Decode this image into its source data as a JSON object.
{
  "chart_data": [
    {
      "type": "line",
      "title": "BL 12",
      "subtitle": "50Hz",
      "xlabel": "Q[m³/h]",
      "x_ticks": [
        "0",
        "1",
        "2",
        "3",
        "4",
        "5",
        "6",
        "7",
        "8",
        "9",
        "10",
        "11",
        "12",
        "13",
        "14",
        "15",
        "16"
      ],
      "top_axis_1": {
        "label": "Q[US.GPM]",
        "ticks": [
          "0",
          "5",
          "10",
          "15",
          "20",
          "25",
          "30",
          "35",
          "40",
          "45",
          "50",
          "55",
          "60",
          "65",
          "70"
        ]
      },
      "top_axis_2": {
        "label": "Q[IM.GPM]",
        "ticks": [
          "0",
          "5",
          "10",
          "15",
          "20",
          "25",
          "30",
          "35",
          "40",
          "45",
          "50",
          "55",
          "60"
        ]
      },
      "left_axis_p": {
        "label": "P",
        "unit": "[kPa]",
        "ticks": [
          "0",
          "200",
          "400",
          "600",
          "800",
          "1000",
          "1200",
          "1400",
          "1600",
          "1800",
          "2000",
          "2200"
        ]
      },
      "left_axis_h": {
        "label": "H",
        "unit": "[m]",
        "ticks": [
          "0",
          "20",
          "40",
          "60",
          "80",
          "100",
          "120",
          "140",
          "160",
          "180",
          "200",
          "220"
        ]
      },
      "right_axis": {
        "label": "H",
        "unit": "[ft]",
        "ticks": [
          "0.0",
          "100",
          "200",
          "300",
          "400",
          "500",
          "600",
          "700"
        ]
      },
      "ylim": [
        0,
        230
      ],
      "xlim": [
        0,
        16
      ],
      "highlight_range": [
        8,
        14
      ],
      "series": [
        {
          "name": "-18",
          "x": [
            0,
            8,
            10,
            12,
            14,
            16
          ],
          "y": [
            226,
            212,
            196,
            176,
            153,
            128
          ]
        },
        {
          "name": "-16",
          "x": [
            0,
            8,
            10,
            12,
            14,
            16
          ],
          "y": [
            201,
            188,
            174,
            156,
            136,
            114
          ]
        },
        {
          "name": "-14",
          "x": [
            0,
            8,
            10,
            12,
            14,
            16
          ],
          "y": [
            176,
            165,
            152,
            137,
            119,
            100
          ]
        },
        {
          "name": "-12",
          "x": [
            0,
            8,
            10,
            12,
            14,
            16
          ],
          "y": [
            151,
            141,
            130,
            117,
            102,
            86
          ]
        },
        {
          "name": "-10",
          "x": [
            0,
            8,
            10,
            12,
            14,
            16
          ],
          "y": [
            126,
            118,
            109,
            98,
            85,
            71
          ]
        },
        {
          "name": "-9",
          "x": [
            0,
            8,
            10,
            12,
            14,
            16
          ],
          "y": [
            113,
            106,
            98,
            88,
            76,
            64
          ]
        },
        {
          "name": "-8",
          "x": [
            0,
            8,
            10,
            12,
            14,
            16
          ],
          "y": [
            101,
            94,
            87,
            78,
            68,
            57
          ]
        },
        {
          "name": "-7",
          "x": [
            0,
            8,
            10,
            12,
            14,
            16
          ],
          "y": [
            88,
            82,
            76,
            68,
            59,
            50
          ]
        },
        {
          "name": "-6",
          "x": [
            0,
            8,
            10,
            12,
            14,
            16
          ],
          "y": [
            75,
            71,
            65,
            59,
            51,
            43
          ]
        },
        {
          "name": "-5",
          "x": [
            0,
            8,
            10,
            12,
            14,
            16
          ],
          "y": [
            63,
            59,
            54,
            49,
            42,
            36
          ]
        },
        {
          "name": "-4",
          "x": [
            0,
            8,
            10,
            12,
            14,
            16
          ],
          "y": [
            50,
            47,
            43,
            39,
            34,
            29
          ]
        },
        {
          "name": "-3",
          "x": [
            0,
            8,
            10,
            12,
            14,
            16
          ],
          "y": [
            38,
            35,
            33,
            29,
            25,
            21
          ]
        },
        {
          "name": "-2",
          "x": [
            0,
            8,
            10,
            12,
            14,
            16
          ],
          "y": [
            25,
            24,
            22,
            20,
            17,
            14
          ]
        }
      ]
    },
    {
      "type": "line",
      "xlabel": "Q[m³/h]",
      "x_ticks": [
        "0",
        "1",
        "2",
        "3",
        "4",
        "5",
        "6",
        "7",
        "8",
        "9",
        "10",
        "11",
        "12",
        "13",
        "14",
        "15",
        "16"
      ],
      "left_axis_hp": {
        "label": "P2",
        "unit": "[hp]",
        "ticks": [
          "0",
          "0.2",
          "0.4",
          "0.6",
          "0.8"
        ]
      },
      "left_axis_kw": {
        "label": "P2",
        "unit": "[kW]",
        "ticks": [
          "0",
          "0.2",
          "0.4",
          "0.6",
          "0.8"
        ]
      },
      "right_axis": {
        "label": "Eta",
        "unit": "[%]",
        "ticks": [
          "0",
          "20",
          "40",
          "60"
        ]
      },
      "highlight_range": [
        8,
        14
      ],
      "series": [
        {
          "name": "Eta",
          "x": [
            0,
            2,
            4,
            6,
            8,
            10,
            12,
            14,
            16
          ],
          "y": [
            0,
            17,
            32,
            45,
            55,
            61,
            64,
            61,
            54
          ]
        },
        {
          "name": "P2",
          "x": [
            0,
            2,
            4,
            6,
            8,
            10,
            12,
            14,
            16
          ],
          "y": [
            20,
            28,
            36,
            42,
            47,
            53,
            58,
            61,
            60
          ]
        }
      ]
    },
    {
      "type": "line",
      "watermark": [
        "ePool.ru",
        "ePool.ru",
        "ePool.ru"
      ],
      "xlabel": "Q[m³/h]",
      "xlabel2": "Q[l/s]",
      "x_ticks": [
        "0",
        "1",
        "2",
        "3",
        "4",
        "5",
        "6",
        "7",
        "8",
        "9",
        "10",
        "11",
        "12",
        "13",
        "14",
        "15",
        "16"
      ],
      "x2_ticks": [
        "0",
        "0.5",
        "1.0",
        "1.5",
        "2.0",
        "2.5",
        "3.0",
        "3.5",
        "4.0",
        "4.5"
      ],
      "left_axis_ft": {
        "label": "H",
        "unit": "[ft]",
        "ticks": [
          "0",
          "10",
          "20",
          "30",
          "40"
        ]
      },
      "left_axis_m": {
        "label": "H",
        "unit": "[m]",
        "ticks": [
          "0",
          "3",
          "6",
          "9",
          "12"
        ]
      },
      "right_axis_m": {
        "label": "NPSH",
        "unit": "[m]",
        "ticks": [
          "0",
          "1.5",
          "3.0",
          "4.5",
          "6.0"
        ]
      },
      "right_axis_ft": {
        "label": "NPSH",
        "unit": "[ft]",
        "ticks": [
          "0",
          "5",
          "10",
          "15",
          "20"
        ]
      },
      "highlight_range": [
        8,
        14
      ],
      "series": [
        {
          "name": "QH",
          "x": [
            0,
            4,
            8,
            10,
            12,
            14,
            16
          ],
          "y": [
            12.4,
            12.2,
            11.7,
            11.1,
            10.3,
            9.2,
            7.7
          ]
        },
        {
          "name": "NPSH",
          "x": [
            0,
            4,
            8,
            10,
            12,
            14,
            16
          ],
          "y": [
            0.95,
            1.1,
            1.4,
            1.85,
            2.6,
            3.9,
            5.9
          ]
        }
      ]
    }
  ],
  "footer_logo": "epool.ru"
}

·····

» **Written task**: Extract the complete set of records unchanged.

» **Written response**:
Decode this image into its source data as a JSON object.
{
  "chart_data": [
    {
      "type": "line",
      "title": "BL 12",
      "subtitle": "50Hz",
      "xlabel": "Q[m³/h]",
      "x_ticks": [
        "0",
        "1",
        "2",
        "3",
        "4",
        "5",
        "6",
        "7",
        "8",
        "9",
        "10",
        "11",
        "12",
        "13",
        "14",
        "15",
        "16"
      ],
      "top_axis_1": {
        "label": "Q[US.GPM]",
        "ticks": [
          "0",
          "5",
          "10",
          "15",
          "20",
          "25",
          "30",
          "35",
          "40",
          "45",
          "50",
          "55",
          "60",
          "65",
          "70"
        ]
      },
      "top_axis_2": {
        "label": "Q[IM.GPM]",
        "ticks": [
          "0",
          "5",
          "10",
          "15",
          "20",
          "25",
          "30",
          "35",
          "40",
          "45",
          "50",
          "55",
          "60"
        ]
      },
      "left_axis_p": {
        "label": "P",
        "unit": "[kPa]",
        "ticks": [
          "0",
          "200",
          "400",
          "600",
          "800",
          "1000",
          "1200",
          "1400",
          "1600",
          "1800",
          "2000",
          "2200"
        ]
      },
      "left_axis_h": {
        "label": "H",
        "unit": "[m]",
        "ticks": [
          "0",
          "20",
          "40",
          "60",
          "80",
          "100",
          "120",
          "140",
          "160",
          "180",
          "200",
          "220"
        ]
      },
      "right_axis": {
        "label": "H",
        "unit": "[ft]",
        "ticks": [
          "0.0",
          "100",
          "200",
          "300",
          "400",
          "500",
          "600",
          "700"
        ]
      },
      "ylim": [
        0,
        230
      ],
      "xlim": [
        0,
        16
      ],
      "highlight_range": [
        8,
        14
      ],
      "series": [
        {
          "name": "-18",
          "x": [
            0,
            8,
            10,
            12,
            14,
            16
          ],
          "y": [
            226,
            212,
            196,
            176,
            153,
            128
          ]
        },
        {
          "name": "-16",
          "x": [
            0,
            8,
            10,
            12,
            14,
            16
          ],
          "y": [
            201,
            188,
            174,
            156,
            136,
            114
          ]
        },
        {
          "name": "-14",
          "x": [
            0,
            8,
            10,
            12,
            14,
            16
          ],
          "y": [
            176,
            165,
            152,
            137,
            119,
            100
          ]
        },
        {
          "name": "-12",
          "x": [
            0,
            8,
            10,
            12,
            14,
            16
          ],
          "y": [
            151,
            141,
            130,
            117,
            102,
            86
          ]
        },
        {
          "name": "-10",
          "x": [
            0,
            8,
            10,
            12,
            14,
            16
          ],
          "y": [
            126,
            118,
            109,
            98,
            85,
            71
          ]
        },
        {
          "name": "-9",
          "x": [
            0,
            8,
            10,
            12,
            14,
            16
          ],
          "y": [
            113,
            106,
            98,
            88,
            76,
            64
          ]
        },
        {
          "name": "-8",
          "x": [
            0,
            8,
            10,
            12,
            14,
            16
          ],
          "y": [
            101,
            94,
            87,
            78,
            68,
            57
          ]
        },
        {
          "name": "-7",
          "x": [
            0,
            8,
            10,
            12,
            14,
            16
          ],
          "y": [
            88,
            82,
            76,
            68,
            59,
            50
          ]
        },
        {
          "name": "-6",
          "x": [
            0,
            8,
            10,
            12,
            14,
            16
          ],
          "y": [
            75,
            71,
            65,
            59,
            51,
            43
          ]
        },
        {
          "name": "-5",
          "x": [
            0,
            8,
            10,
            12,
            14,
            16
          ],
          "y": [
            63,
            59,
            54,
            49,
            42,
            36
          ]
        },
        {
          "name": "-4",
          "x": [
            0,
            8,
            10,
            12,
            14,
            16
          ],
          "y": [
            50,
            47,
            43,
            39,
            34,
            29
          ]
        },
        {
          "name": "-3",
          "x": [
            0,
            8,
            10,
            12,
            14,
            16
          ],
          "y": [
            38,
            35,
            33,
            29,
            25,
            21
          ]
        },
        {
          "name": "-2",
          "x": [
            0,
            8,
            10,
            12,
            14,
            16
          ],
          "y": [
            25,
            24,
            22,
            20,
            17,
            14
          ]
        }
      ]
    },
    {
      "type": "line",
      "xlabel": "Q[m³/h]",
      "x_ticks": [
        "0",
        "1",
        "2",
        "3",
        "4",
        "5",
        "6",
        "7",
        "8",
        "9",
        "10",
        "11",
        "12",
        "13",
        "14",
        "15",
        "16"
      ],
      "left_axis_hp": {
        "label": "P2",
        "unit": "[hp]",
        "ticks": [
          "0",
          "0.2",
          "0.4",
          "0.6",
          "0.8"
        ]
      },
      "left_axis_kw": {
        "label": "P2",
        "unit": "[kW]",
        "ticks": [
          "0",
          "0.2",
          "0.4",
          "0.6",
          "0.8"
        ]
      },
      "right_axis": {
        "label": "Eta",
        "unit": "[%]",
        "ticks": [
          "0",
          "20",
          "40",
          "60"
        ]
      },
      "highlight_range": [
        8,
        14
      ],
      "series": [
        {
          "name": "Eta",
          "x": [
            0,
            2,
            4,
            6,
            8,
            10,
            12,
            14,
            16
          ],
          "y": [
            0,
            17,
            32,
            45,
            55,
            61,
            64,
            61,
            54
          ]
        },
        {
          "name": "P2",
          "x": [
            0,
            2,
            4,
            6,
            8,
            10,
            12,
            14,
            16
          ],
          "y": [
            20,
            28,
            36,
            42,
            47,
            53,
            58,
            61,
            60
          ]
        }
      ]
    },
    {
      "type": "line",
      "watermark": [
        "ePool.ru",
        "ePool.ru",
        "ePool.ru"
      ],
      "xlabel": "Q[m³/h]",
      "xlabel2": "Q[l/s]",
      "x_ticks": [
        "0",
        "1",
        "2",
        "3",
        "4",
        "5",
        "6",
        "7",
        "8",
        "9",
        "10",
        "11",
        "12",
        "13",
        "14",
        "15",
        "16"
      ],
      "x2_ticks": [
        "0",
        "0.5",
        "1.0",
        "1.5",
        "2.0",
        "2.5",
        "3.0",
        "3.5",
        "4.0",
        "4.5"
      ],
      "left_axis_ft": {
        "label": "H",
        "unit": "[ft]",
        "ticks": [
          "0",
          "10",
          "20",
          "30",
          "40"
        ]
      },
      "left_axis_m": {
        "label": "H",
        "unit": "[m]",
        "ticks": [
          "0",
          "3",
          "6",
          "9",
          "12"
        ]
      },
      "right_axis_m": {
        "label": "NPSH",
        "unit": "[m]",
        "ticks": [
          "0",
          "1.5",
          "3.0",
          "4.5",
          "6.0"
        ]
      },
      "right_axis_ft": {
        "label": "NPSH",
        "unit": "[ft]",
        "ticks": [
          "0",
          "5",
          "10",
          "15",
          "20"
        ]
      },
      "highlight_range": [
        8,
        14
      ],
      "series": [
        {
          "name": "QH",
          "x": [
            0,
            4,
            8,
            10,
            12,
            14,
            16
          ],
          "y": [
            12.4,
            12.2,
            11.7,
            11.1,
            10.3,
            9.2,
            7.7
          ]
        },
        {
          "name": "NPSH",
          "x": [
            0,
            4,
            8,
            10,
            12,
            14,
            16
          ],
          "y": [
            0.95,
            1.1,
            1.4,
            1.85,
            2.6,
            3.9,
            5.9
          ]
        }
      ]
    }
  ],
  "footer_logo": "epool.ru"
}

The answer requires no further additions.